**Exercise directions:** Only a number is required: how many lines of the material contain the word "Trend"?

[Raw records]
-----
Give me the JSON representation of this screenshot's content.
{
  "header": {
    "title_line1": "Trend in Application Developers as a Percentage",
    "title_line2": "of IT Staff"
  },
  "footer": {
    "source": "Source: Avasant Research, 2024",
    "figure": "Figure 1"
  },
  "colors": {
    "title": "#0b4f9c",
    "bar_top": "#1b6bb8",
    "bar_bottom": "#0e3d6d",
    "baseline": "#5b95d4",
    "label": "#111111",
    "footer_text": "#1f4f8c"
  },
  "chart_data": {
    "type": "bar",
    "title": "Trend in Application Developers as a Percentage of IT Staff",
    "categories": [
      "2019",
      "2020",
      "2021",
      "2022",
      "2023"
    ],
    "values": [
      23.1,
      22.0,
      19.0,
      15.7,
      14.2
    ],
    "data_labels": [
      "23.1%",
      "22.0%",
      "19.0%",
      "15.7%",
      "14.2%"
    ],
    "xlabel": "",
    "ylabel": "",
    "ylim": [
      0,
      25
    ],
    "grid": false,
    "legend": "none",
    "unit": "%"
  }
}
-----
**Worked solution:** 2